# Instruction:
Write out every entry precisely as given, leaving the pictures out.

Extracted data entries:

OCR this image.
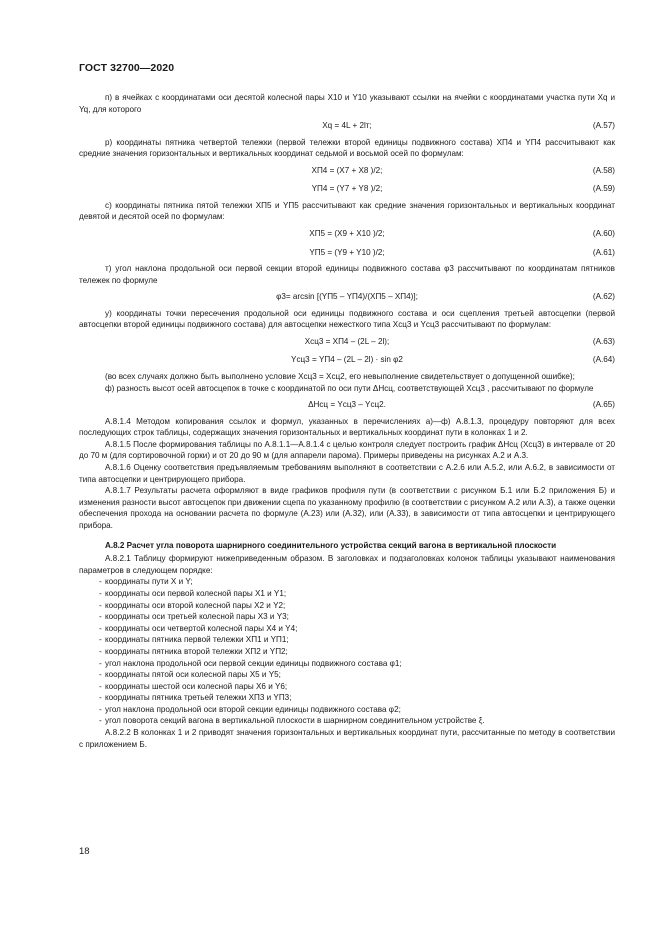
ГОСТ 32700—2020

п) в ячейках с координатами оси десятой колесной пары X10 и Y10 указывают ссылки на ячейки с координатами участка пути Xq и Yq, для которого

Xq = 4L + 2lт;	(А.57)

р) координаты пятника четвертой тележки (первой тележки второй единицы подвижного состава) XП4 и YП4 рассчитывают как средние значения горизонтальных и вертикальных координат седьмой и восьмой осей по формулам:

XП4 = (X7 + X8 )/2;	(А.58)
YП4 = (Y7 + Y8 )/2;	(А.59)

с) координаты пятника пятой тележки XП5 и YП5 рассчитывают как средние значения горизонтальных и вертикальных координат девятой и десятой осей по формулам:

XП5 = (X9 + X10 )/2;	(А.60)
YП5 = (Y9 + Y10 )/2;	(А.61)

т) угол наклона продольной оси первой секции второй единицы подвижного состава φ3 рассчитывают по координатам пятников тележек по формуле

φ3= arcsin [(YП5 – YП4)/(XП5 – XП4)];	(А.62)

у) координаты точки пересечения продольной оси единицы подвижного состава и оси сцепления третьей автосцепки (первой автосцепки второй единицы подвижного состава) для автосцепки нежесткого типа Xсц3 и Yсц3 рассчитывают по формулам:

Xсц3 = XП4 – (2L – 2l);	(А.63)
Yсц3 = YП4 – (2L – 2l) · sin φ2	(А.64)

(во всех случаях должно быть выполнено условие Xсц3 = Xсц2, его невыполнение свидетельствует о допущенной ошибке);

ф) разность высот осей автосцепок в точке с координатой по оси пути ΔHсц, соответствующей Xсц3 , рассчитывают по формуле

ΔHсц = Yсц3 – Yсц2.	(А.65)

А.8.1.4 Методом копирования ссылок и формул, указанных в перечислениях а)—ф) А.8.1.3, процедуру повторяют для всех последующих строк таблицы, содержащих значения горизонтальных и вертикальных координат пути в колонках 1 и 2.

А.8.1.5 После формирования таблицы по А.8.1.1—А.8.1.4 с целью контроля следует построить график ΔHсц (Xсц3) в интервале от 20 до 70 м (для сортировочной горки) и от 20 до 90 м (для аппарели парома). Примеры приведены на рисунках А.2 и А.3.

А.8.1.6 Оценку соответствия предъявляемым требованиям выполняют в соответствии с А.2.6 или А.5.2, или А.6.2, в зависимости от типа автосцепки и центрирующего прибора.

А.8.1.7 Результаты расчета оформляют в виде графиков профиля пути (в соответствии с рисунком Б.1 или Б.2 приложения Б) и изменения разности высот автосцепок при движении сцепа по указанному профилю (в соответствии с рисунком А.2 или А.3), а также оценки обеспечения прохода на основании расчета по формуле (А.23) или (А.32), или (А.33), в зависимости от типа автосцепки и центрирующего прибора.

А.8.2 Расчет угла поворота шарнирного соединительного устройства секций вагона в вертикальной плоскости

А.8.2.1 Таблицу формируют нижеприведенным образом. В заголовках и подзаголовках колонок таблицы указывают наименования параметров в следующем порядке:

- координаты пути X и Y;
- координаты оси первой колесной пары X1 и Y1;
- координаты оси второй колесной пары X2 и Y2;
- координаты оси третьей колесной пары X3 и Y3;
- координаты оси четвертой колесной пары X4 и Y4;
- координаты пятника первой тележки XП1 и YП1;
- координаты пятника второй тележки XП2 и YП2;
- угол наклона продольной оси первой секции единицы подвижного состава φ1;
- координаты пятой оси колесной пары X5 и Y5;
- координаты шестой оси колесной пары X6 и Y6;
- координаты пятника третьей тележки XП3 и YП3;
- угол наклона продольной оси второй секции единицы подвижного состава φ2;
- угол поворота секций вагона в вертикальной плоскости в шарнирном соединительном устройстве ξ.

А.8.2.2 В колонках 1 и 2 приводят значения горизонтальных и вертикальных координат пути, рассчитанные по методу в соответствии с приложением Б.

18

# Finished task:
OCR this image.
ГОСТ 32700—2020

п) в ячейках с координатами оси десятой колесной пары X10 и Y10 указывают ссылки на ячейки с координатами участка пути Xq и Yq, для которого

Xq = 4L + 2lт;	(А.57)

р) координаты пятника четвертой тележки (первой тележки второй единицы подвижного состава) XП4 и YП4 рассчитывают как средние значения горизонтальных и вертикальных координат седьмой и восьмой осей по формулам:

XП4 = (X7 + X8 )/2;	(А.58)
YП4 = (Y7 + Y8 )/2;	(А.59)

с) координаты пятника пятой тележки XП5 и YП5 рассчитывают как средние значения горизонтальных и вертикальных координат девятой и десятой осей по формулам:

XП5 = (X9 + X10 )/2;	(А.60)
YП5 = (Y9 + Y10 )/2;	(А.61)

т) угол наклона продольной оси первой секции второй единицы подвижного состава φ3 рассчитывают по координатам пятников тележек по формуле

φ3= arcsin [(YП5 – YП4)/(XП5 – XП4)];	(А.62)

у) координаты точки пересечения продольной оси единицы подвижного состава и оси сцепления третьей автосцепки (первой автосцепки второй единицы подвижного состава) для автосцепки нежесткого типа Xсц3 и Yсц3 рассчитывают по формулам:

Xсц3 = XП4 – (2L – 2l);	(А.63)
Yсц3 = YП4 – (2L – 2l) · sin φ2	(А.64)

(во всех случаях должно быть выполнено условие Xсц3 = Xсц2, его невыполнение свидетельствует о допущенной ошибке);

ф) разность высот осей автосцепок в точке с координатой по оси пути ΔHсц, соответствующей Xсц3 , рассчитывают по формуле

ΔHсц = Yсц3 – Yсц2.	(А.65)

А.8.1.4 Методом копирования ссылок и формул, указанных в перечислениях а)—ф) А.8.1.3, процедуру повторяют для всех последующих строк таблицы, содержащих значения горизонтальных и вертикальных координат пути в колонках 1 и 2.

А.8.1.5 После формирования таблицы по А.8.1.1—А.8.1.4 с целью контроля следует построить график ΔHсц (Xсц3) в интервале от 20 до 70 м (для сортировочной горки) и от 20 до 90 м (для аппарели парома). Примеры приведены на рисунках А.2 и А.3.

А.8.1.6 Оценку соответствия предъявляемым требованиям выполняют в соответствии с А.2.6 или А.5.2, или А.6.2, в зависимости от типа автосцепки и центрирующего прибора.

А.8.1.7 Результаты расчета оформляют в виде графиков профиля пути (в соответствии с рисунком Б.1 или Б.2 приложения Б) и изменения разности высот автосцепок при движении сцепа по указанному профилю (в соответствии с рисунком А.2 или А.3), а также оценки обеспечения прохода на основании расчета по формуле (А.23) или (А.32), или (А.33), в зависимости от типа автосцепки и центрирующего прибора.

А.8.2 Расчет угла поворота шарнирного соединительного устройства секций вагона в вертикальной плоскости

А.8.2.1 Таблицу формируют нижеприведенным образом. В заголовках и подзаголовках колонок таблицы указывают наименования параметров в следующем порядке:

- координаты пути X и Y;
- координаты оси первой колесной пары X1 и Y1;
- координаты оси второй колесной пары X2 и Y2;
- координаты оси третьей колесной пары X3 и Y3;
- координаты оси четвертой колесной пары X4 и Y4;
- координаты пятника первой тележки XП1 и YП1;
- координаты пятника второй тележки XП2 и YП2;
- угол наклона продольной оси первой секции единицы подвижного состава φ1;
- координаты пятой оси колесной пары X5 и Y5;
- координаты шестой оси колесной пары X6 и Y6;
- координаты пятника третьей тележки XП3 и YП3;
- угол наклона продольной оси второй секции единицы подвижного состава φ2;
- угол поворота секций вагона в вертикальной плоскости в шарнирном соединительном устройстве ξ.

А.8.2.2 В колонках 1 и 2 приводят значения горизонтальных и вертикальных координат пути, рассчитанные по методу в соответствии с приложением Б.

18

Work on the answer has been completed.